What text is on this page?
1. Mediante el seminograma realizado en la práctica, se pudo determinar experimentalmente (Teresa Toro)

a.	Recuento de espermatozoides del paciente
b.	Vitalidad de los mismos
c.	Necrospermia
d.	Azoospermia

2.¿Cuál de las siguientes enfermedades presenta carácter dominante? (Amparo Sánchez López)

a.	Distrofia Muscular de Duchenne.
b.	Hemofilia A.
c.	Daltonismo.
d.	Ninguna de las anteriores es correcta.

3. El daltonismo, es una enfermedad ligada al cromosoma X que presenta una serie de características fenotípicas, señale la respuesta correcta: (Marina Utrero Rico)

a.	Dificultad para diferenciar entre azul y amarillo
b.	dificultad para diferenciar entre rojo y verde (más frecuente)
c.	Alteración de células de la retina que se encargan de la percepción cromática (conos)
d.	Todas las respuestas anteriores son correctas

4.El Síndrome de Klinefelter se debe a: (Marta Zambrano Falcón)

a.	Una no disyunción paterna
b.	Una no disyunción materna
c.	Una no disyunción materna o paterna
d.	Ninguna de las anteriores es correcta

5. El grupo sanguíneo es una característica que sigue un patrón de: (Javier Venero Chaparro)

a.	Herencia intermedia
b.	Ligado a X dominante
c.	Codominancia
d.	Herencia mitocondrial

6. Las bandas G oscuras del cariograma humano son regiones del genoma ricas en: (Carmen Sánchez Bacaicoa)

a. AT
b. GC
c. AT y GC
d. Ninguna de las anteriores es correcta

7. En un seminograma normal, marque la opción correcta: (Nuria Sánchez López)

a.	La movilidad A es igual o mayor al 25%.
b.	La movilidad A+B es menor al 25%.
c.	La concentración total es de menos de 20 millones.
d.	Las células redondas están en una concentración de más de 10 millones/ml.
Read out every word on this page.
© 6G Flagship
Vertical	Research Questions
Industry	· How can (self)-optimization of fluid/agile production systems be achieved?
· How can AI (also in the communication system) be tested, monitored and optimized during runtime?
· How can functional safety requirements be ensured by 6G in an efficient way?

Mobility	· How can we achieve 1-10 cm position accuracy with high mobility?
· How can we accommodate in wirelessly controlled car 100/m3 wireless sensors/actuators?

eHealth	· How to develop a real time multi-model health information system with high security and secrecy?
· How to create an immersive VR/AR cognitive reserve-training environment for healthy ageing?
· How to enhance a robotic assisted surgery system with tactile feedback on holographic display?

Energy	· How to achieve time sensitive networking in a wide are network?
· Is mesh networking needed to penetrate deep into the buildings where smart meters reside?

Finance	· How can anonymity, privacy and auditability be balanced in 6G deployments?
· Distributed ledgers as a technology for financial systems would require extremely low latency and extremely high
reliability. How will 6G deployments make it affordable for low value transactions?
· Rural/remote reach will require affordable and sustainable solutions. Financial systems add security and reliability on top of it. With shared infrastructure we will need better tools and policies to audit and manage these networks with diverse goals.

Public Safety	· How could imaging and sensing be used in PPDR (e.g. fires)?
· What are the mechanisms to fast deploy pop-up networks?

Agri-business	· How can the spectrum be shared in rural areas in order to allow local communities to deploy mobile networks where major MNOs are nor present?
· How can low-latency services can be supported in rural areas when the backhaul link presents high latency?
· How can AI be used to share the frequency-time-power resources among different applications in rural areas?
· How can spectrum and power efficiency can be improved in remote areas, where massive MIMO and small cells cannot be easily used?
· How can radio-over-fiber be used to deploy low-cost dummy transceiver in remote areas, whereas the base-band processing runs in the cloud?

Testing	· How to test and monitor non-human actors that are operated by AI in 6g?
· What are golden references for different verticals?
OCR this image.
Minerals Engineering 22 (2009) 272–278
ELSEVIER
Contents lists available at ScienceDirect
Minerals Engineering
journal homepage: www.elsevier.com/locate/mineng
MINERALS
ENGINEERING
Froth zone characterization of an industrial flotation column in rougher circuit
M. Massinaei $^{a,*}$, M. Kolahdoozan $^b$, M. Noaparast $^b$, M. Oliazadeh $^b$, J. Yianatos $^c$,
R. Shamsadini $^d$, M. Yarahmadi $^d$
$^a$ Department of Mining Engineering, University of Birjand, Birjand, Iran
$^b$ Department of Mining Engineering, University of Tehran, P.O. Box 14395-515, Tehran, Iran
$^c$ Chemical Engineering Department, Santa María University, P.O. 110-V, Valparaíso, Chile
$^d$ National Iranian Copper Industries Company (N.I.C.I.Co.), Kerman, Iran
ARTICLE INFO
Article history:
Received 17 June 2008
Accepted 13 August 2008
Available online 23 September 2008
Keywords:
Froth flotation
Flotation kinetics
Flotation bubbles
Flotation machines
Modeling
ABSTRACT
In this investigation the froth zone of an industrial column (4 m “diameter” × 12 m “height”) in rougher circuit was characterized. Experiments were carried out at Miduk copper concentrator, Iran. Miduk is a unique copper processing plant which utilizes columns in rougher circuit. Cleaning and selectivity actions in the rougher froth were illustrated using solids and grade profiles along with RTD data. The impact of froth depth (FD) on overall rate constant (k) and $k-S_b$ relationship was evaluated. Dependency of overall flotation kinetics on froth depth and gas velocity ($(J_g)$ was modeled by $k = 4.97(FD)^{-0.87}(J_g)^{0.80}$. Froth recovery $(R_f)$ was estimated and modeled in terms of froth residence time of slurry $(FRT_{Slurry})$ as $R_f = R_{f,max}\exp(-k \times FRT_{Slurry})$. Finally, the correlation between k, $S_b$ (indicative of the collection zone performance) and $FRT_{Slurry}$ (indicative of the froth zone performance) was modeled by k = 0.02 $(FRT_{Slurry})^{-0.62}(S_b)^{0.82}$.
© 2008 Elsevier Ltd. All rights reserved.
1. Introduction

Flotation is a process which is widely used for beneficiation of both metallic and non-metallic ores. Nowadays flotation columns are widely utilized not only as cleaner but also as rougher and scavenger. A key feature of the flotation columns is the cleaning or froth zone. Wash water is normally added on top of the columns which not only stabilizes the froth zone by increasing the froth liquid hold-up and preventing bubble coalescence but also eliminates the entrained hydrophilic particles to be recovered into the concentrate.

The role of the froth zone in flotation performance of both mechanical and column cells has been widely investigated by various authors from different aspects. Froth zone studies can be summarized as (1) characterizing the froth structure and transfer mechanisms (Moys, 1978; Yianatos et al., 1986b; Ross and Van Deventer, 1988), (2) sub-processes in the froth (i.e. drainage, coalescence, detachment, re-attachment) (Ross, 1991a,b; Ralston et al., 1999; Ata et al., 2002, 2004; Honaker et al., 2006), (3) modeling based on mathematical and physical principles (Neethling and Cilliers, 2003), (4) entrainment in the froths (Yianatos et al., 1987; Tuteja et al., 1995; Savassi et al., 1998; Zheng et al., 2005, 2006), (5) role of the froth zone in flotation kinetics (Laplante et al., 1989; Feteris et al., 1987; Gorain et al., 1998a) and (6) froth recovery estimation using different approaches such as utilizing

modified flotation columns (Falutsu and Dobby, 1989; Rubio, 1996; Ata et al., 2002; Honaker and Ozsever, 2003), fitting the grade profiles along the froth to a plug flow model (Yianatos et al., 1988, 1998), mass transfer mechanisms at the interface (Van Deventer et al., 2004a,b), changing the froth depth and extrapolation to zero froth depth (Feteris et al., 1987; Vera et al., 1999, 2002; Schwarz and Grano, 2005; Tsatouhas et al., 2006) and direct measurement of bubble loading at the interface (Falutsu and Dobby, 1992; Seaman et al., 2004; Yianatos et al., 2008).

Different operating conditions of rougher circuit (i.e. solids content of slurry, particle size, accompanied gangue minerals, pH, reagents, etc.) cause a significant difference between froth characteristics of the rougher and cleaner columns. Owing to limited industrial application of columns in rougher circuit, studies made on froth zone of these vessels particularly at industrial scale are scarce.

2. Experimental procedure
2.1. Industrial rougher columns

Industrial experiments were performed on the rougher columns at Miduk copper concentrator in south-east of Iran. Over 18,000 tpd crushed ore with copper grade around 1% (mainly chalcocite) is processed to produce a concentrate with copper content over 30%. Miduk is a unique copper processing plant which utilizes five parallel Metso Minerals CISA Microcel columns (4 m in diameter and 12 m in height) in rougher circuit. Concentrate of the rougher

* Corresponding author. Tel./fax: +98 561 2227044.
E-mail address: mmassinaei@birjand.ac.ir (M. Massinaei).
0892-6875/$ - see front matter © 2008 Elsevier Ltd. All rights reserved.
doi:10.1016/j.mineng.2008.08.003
* * * * * * *
When a line in the data contains the string "remote", copy that line.

#### [Exercise solution]
· Rural/remote reach will require affordable and sustainable solutions. Financial systems add security and reliability on top of it. With shared infrastructure we will need better tools and policies to audit and manage these networks with diverse goals.
· How can spectrum and power efficiency can be improved in remote areas, where massive MIMO and small cells cannot be easily used?
· How can radio-over-fiber be used to deploy low-cost dummy transceiver in remote areas, whereas the base-band processing runs in the cloud?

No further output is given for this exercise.